▶ **WHAT YOU NEED TO DO**
Copy every entry precisely.

▶ **MATERIAL TO PROCESS**
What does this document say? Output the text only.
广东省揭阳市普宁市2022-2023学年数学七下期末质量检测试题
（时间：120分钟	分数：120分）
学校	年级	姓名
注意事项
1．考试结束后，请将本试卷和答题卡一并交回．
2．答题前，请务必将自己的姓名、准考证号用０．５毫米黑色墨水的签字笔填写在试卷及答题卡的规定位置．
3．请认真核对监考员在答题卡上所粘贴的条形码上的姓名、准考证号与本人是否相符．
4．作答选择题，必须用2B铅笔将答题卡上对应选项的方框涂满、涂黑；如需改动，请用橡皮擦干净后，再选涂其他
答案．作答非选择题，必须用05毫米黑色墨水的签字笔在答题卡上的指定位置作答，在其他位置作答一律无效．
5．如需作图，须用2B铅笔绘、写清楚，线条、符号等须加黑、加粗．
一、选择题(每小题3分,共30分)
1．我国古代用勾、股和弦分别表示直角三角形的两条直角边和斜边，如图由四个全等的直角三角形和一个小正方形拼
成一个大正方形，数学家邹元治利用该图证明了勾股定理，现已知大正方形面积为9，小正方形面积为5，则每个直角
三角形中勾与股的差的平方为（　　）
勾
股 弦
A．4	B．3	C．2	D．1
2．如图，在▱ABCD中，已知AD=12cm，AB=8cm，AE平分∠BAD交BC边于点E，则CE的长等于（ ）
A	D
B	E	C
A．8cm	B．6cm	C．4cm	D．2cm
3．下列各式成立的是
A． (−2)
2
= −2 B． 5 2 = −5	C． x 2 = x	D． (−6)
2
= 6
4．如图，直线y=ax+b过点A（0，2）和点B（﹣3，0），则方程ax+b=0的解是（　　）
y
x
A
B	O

▶ **RESULT FOR THIS TASK**
What does this document say? Output the text only.
广东省揭阳市普宁市2022-2023学年数学七下期末质量检测试题
（时间：120分钟	分数：120分）
学校	年级	姓名
注意事项
1．考试结束后，请将本试卷和答题卡一并交回．
2．答题前，请务必将自己的姓名、准考证号用０．５毫米黑色墨水的签字笔填写在试卷及答题卡的规定位置．
3．请认真核对监考员在答题卡上所粘贴的条形码上的姓名、准考证号与本人是否相符．
4．作答选择题，必须用2B铅笔将答题卡上对应选项的方框涂满、涂黑；如需改动，请用橡皮擦干净后，再选涂其他
答案．作答非选择题，必须用05毫米黑色墨水的签字笔在答题卡上的指定位置作答，在其他位置作答一律无效．
5．如需作图，须用2B铅笔绘、写清楚，线条、符号等须加黑、加粗．
一、选择题(每小题3分,共30分)
1．我国古代用勾、股和弦分别表示直角三角形的两条直角边和斜边，如图由四个全等的直角三角形和一个小正方形拼
成一个大正方形，数学家邹元治利用该图证明了勾股定理，现已知大正方形面积为9，小正方形面积为5，则每个直角
三角形中勾与股的差的平方为（　　）
勾
股 弦
A．4	B．3	C．2	D．1
2．如图，在▱ABCD中，已知AD=12cm，AB=8cm，AE平分∠BAD交BC边于点E，则CE的长等于（ ）
A	D
B	E	C
A．8cm	B．6cm	C．4cm	D．2cm
3．下列各式成立的是
A． (−2)
2
= −2 B． 5 2 = −5	C． x 2 = x	D． (−6)
2
= 6
4．如图，直线y=ax+b过点A（0，2）和点B（﹣3，0），则方程ax+b=0的解是（　　）
y
x
A
B	O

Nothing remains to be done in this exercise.